---------- Data supplied ----------

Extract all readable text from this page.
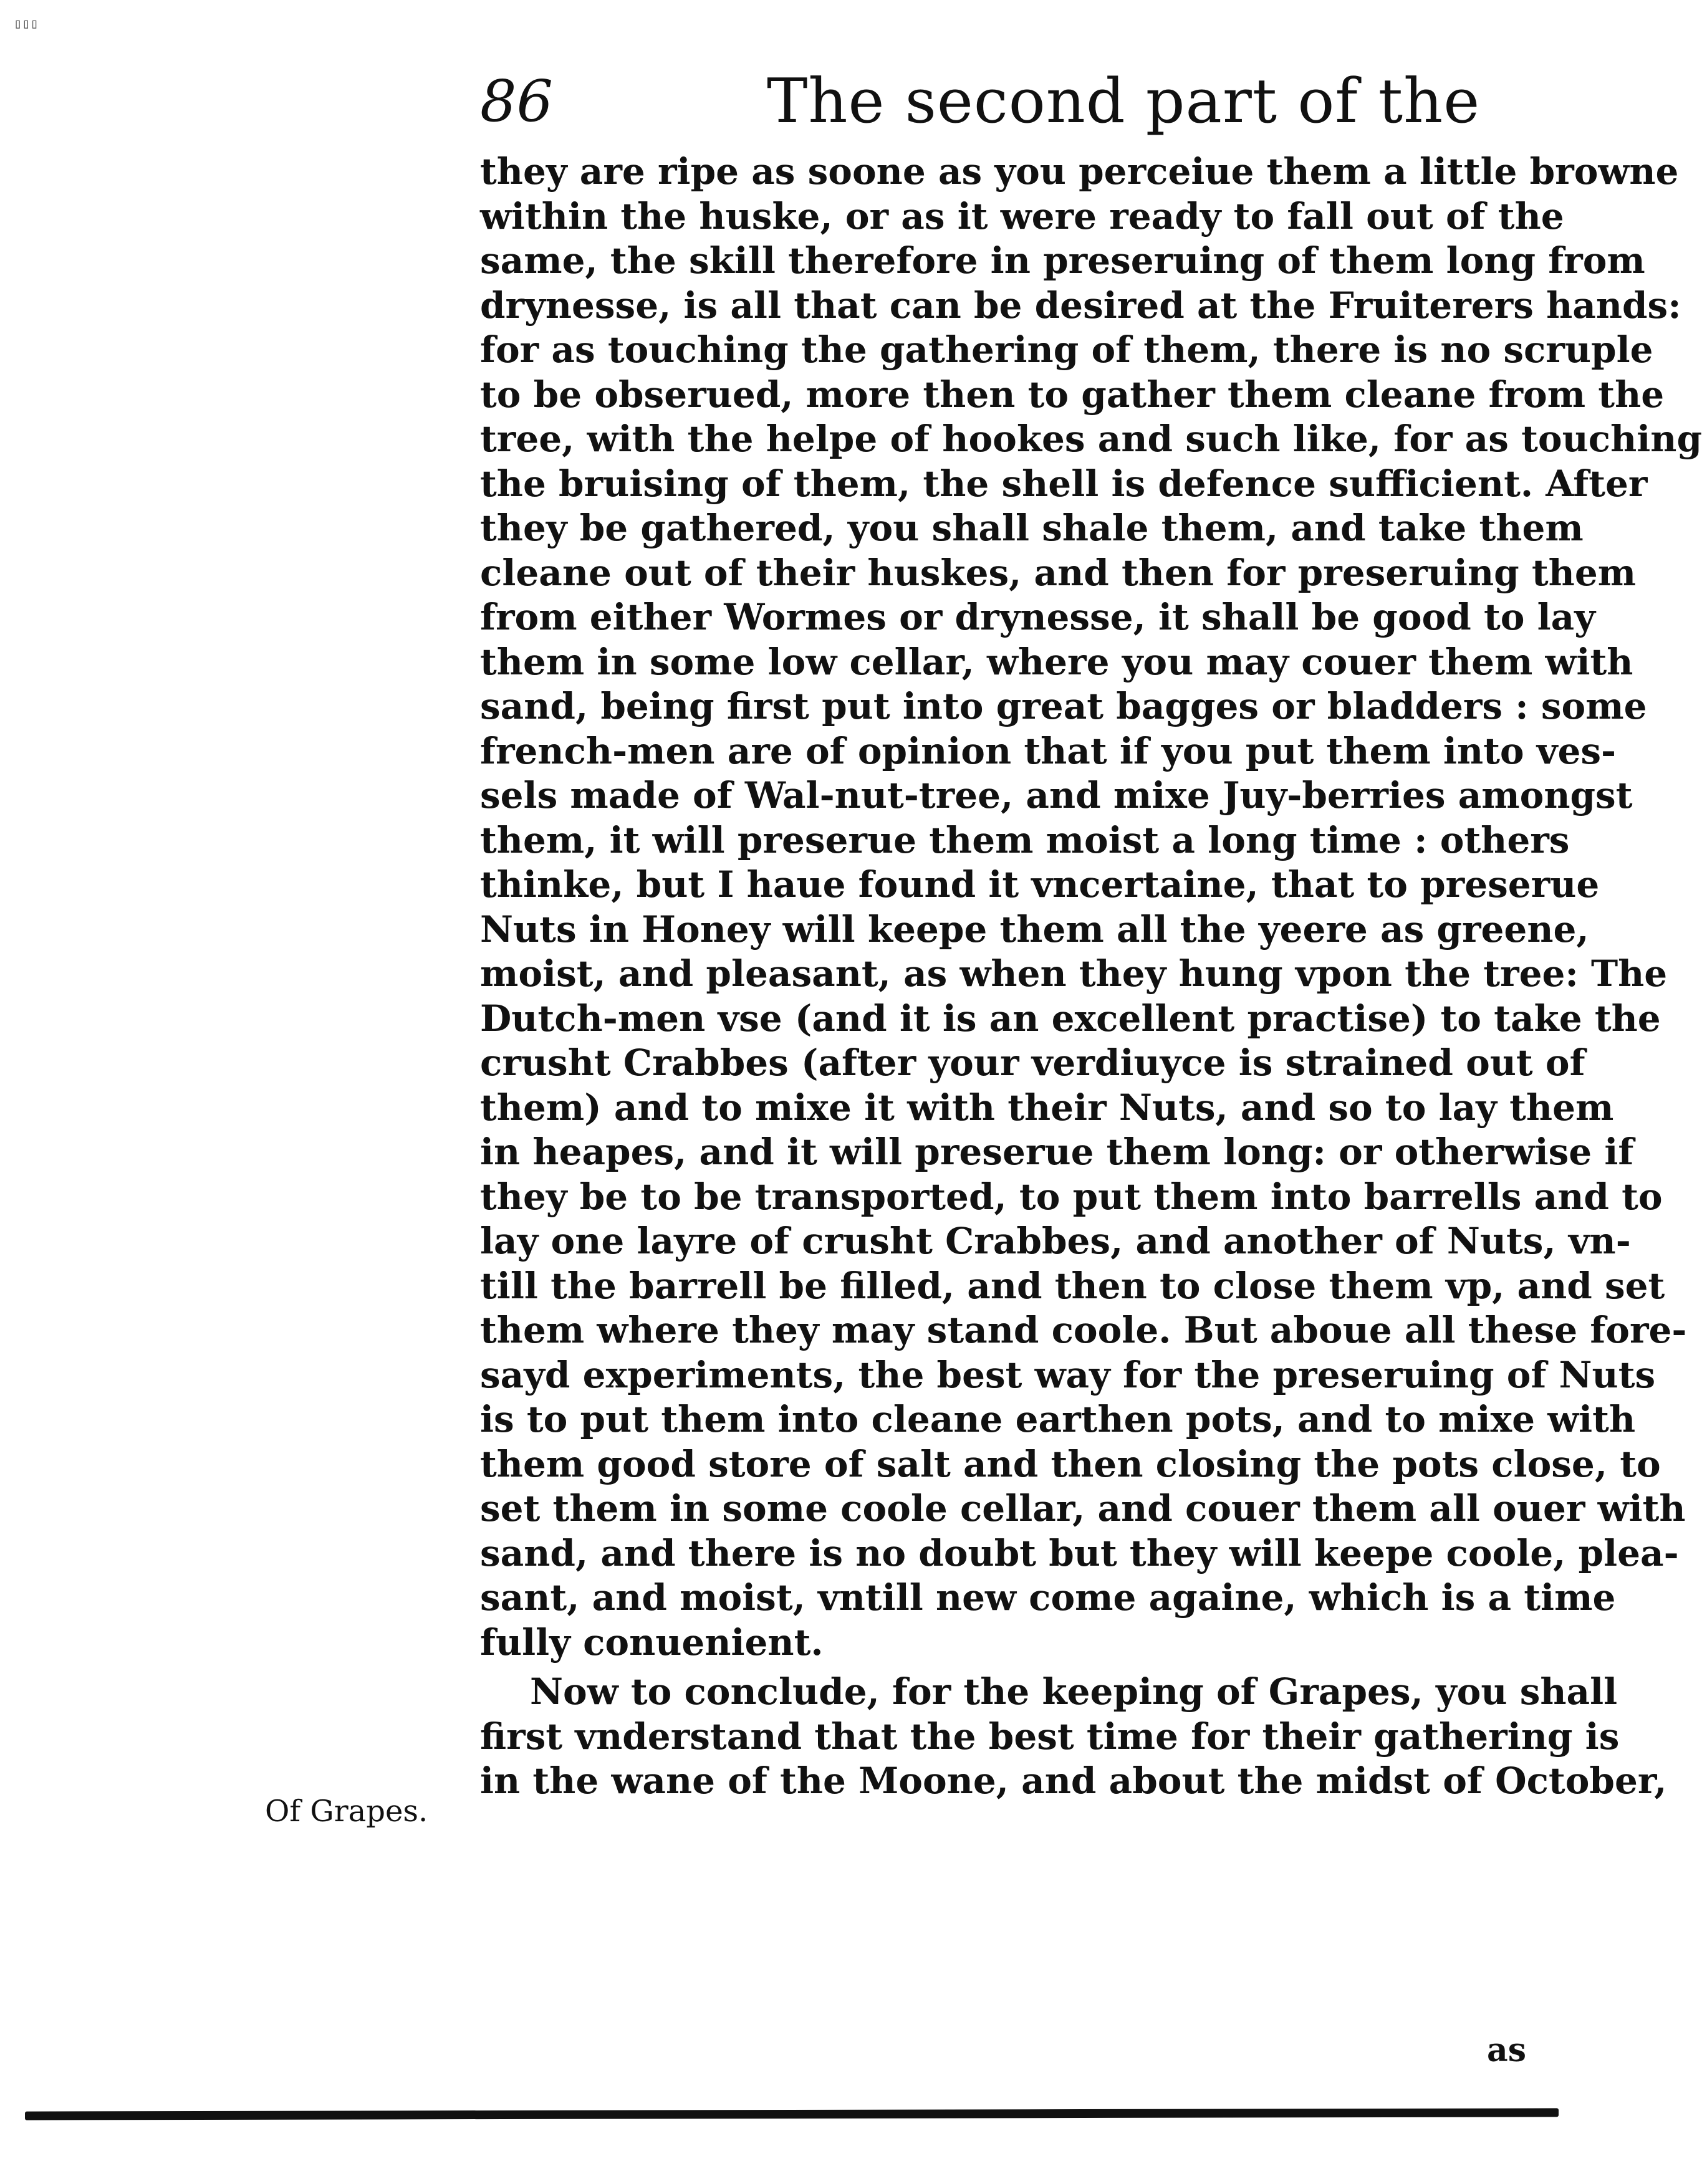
▯▯▯
86	The second part of the
they are ripe as soone as you perceiue them a little browne
within the huske, or as it were ready to fall out of the
same, the skill therefore in preseruing of them long from
drynesse, is all that can be desired at the Fruiterers hands:
for as touching the gathering of them, there is no scruple
to be obserued, more then to gather them cleane from the
tree, with the helpe of hookes and such like, for as touching
the bruising of them, the shell is defence sufficient. After
they be gathered, you shall shale them, and take them
cleane out of their huskes, and then for preseruing them
from either Wormes or drynesse, it shall be good to lay
them in some low cellar, where you may couer them with
sand, being first put into great bagges or bladders : some
french-men are of opinion that if you put them into ves-
sels made of Wal-nut-tree, and mixe Juy-berries amongst
them, it will preserue them moist a long time : others
thinke, but I haue found it vncertaine, that to preserue
Nuts in Honey will keepe them all the yeere as greene,
moist, and pleasant, as when they hung vpon the tree: The
Dutch-men vse (and it is an excellent practise) to take the
crusht Crabbes (after your verdiuyce is strained out of
them) and to mixe it with their Nuts, and so to lay them
in heapes, and it will preserue them long: or otherwise if
they be to be transported, to put them into barrells and to
lay one layre of crusht Crabbes, and another of Nuts, vn-
till the barrell be filled, and then to close them vp, and set
them where they may stand coole. But aboue all these fore-
sayd experiments, the best way for the preseruing of Nuts
is to put them into cleane earthen pots, and to mixe with
them good store of salt and then closing the pots close, to
set them in some coole cellar, and couer them all ouer with
sand, and there is no doubt but they will keepe coole, plea-
sant, and moist, vntill new come againe, which is a time
fully conuenient.
Now to conclude, for the keeping of Grapes, you shall
first vnderstand that the best time for their gathering is
in the wane of the Moone, and about the midst of October,
Of Grapes.
as
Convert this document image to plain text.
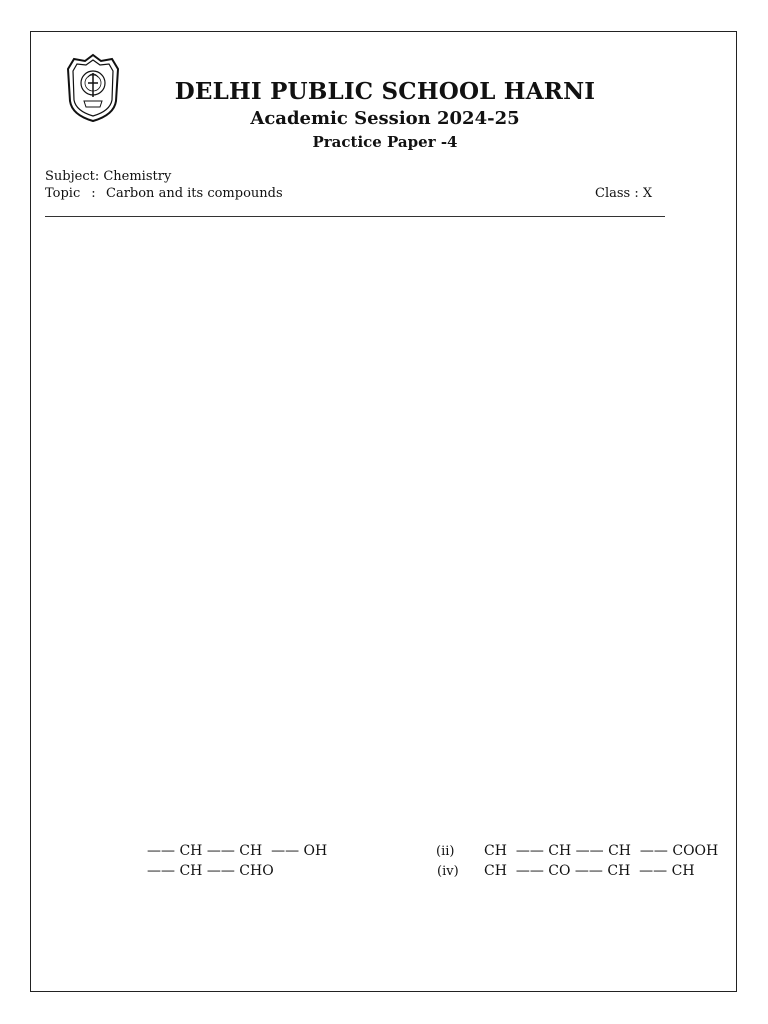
DELHI PUBLIC SCHOOL HARNI
Academic Session 2024-25
Practice Paper -4
Subject: Chemistry
Topic : Carbon and its compounds	Class : X
—— CH —— CH  —— OH	(ii) CH  —— CH —— CH  —— COOH
—— CH —— CHO	(iv) CH  —— CO —— CH  —— CH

----------

* _Task requirements_:
List all lines where "their" occurs.

* _Task result_:
cleane out of their huskes, and then for preseruing them
them) and to mixe it with their Nuts, and so to lay them
first vnderstand that the best time for their gathering is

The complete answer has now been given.